[Stored data]
======

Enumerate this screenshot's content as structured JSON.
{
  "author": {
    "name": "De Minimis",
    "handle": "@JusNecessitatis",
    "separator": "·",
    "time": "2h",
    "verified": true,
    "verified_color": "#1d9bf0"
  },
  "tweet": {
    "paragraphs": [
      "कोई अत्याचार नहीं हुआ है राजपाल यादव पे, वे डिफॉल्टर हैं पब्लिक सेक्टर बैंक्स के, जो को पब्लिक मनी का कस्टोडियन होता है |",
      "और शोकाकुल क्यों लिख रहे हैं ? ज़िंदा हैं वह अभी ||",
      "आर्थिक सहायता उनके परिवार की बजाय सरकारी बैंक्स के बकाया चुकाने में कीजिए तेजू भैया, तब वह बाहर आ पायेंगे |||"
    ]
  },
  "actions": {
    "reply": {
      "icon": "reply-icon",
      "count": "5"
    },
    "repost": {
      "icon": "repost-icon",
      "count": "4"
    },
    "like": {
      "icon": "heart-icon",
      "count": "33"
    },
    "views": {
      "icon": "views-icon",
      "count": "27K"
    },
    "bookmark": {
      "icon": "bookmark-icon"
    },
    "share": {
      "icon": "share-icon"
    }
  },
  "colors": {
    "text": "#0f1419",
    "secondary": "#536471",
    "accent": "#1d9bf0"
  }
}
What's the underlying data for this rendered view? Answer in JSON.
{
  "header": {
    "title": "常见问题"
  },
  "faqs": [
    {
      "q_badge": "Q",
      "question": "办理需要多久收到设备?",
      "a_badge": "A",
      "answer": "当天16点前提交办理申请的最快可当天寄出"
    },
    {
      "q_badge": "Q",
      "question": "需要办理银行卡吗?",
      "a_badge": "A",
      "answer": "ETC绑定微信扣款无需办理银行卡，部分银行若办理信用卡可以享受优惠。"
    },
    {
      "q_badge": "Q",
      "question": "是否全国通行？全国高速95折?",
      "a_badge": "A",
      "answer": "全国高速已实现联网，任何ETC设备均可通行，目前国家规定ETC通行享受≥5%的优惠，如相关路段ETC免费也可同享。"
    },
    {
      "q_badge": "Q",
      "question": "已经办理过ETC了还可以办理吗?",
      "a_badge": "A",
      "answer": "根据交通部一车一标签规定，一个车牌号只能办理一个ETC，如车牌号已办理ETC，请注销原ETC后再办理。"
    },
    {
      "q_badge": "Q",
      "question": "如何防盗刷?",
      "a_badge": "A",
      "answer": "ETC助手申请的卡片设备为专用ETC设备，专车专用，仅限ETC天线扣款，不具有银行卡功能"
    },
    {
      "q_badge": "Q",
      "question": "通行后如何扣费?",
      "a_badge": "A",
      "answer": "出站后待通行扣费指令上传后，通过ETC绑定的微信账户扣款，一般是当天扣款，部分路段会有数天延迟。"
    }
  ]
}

======

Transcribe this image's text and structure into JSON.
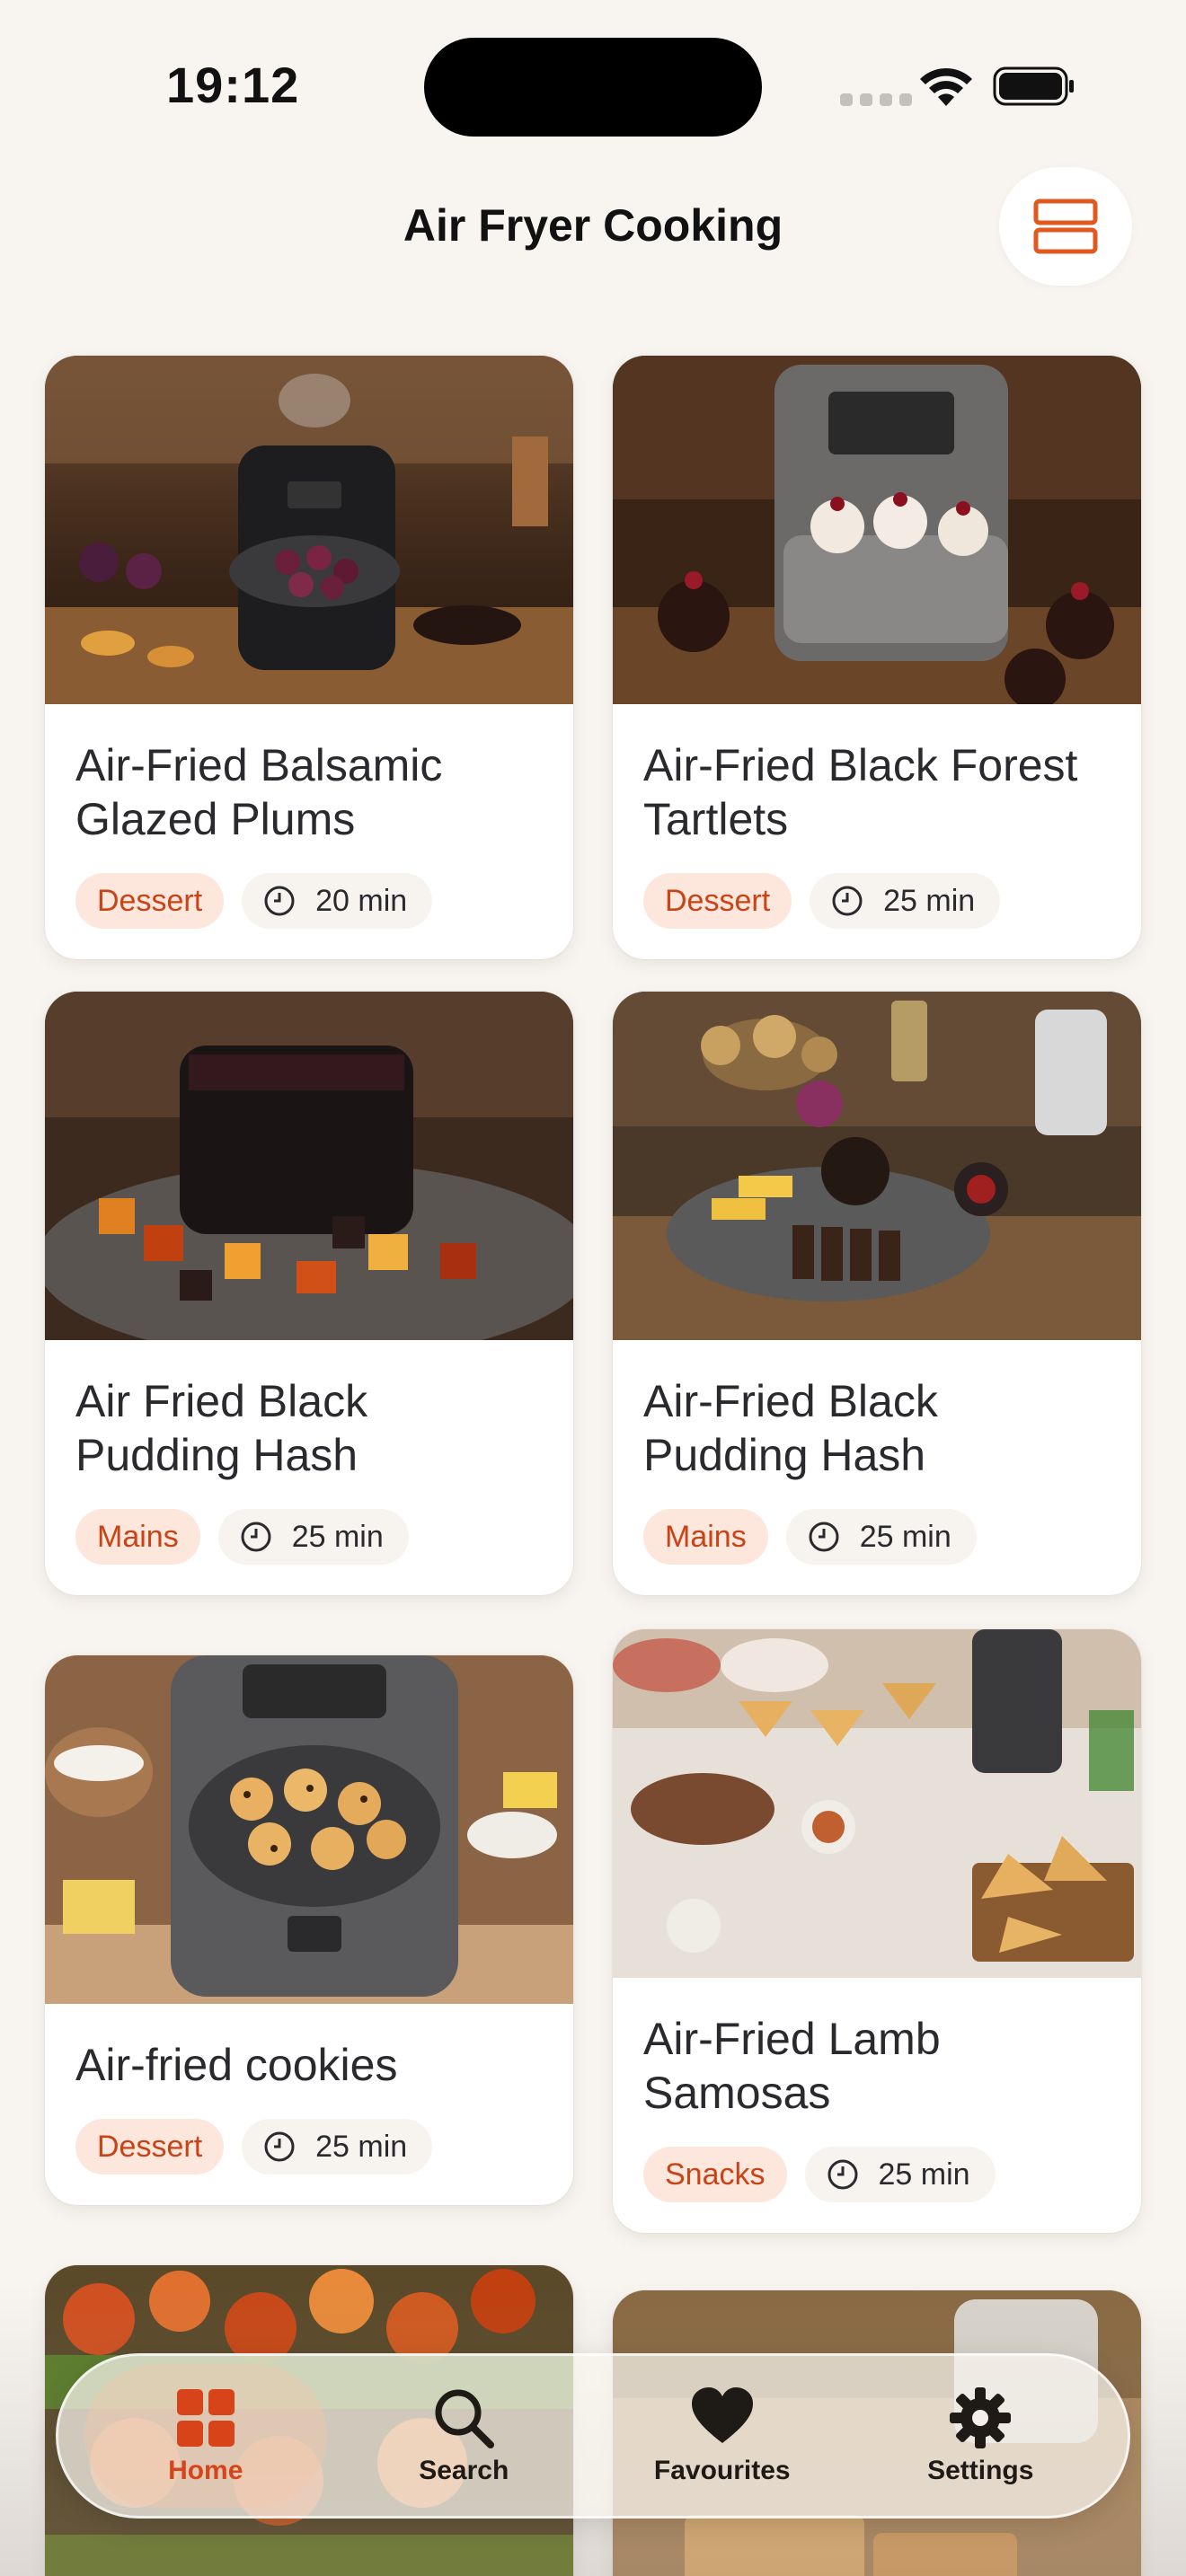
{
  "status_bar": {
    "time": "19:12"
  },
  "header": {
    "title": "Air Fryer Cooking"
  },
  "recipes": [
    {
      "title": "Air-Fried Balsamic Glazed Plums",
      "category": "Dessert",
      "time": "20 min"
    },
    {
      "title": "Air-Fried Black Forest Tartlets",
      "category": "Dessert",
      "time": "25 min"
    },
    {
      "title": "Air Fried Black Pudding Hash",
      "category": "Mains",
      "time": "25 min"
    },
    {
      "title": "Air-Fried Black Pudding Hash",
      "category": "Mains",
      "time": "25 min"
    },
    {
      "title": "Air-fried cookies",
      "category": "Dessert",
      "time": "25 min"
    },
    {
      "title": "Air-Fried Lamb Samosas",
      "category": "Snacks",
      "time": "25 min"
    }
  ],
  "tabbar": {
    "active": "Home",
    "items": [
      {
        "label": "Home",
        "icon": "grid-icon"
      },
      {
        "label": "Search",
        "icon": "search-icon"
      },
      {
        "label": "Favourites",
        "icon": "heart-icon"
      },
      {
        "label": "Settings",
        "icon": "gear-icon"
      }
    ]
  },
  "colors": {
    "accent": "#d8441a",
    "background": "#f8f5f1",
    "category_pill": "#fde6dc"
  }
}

======

**AIM OF THE EXERCISE:** Pick out the lines containing the word "this" and show them.

**OUTPUT BELOW:**
Enumerate this screenshot's content as structured JSON.
What's the underlying data for this rendered view? Answer in JSON.
Transcribe this image's text and structure into JSON.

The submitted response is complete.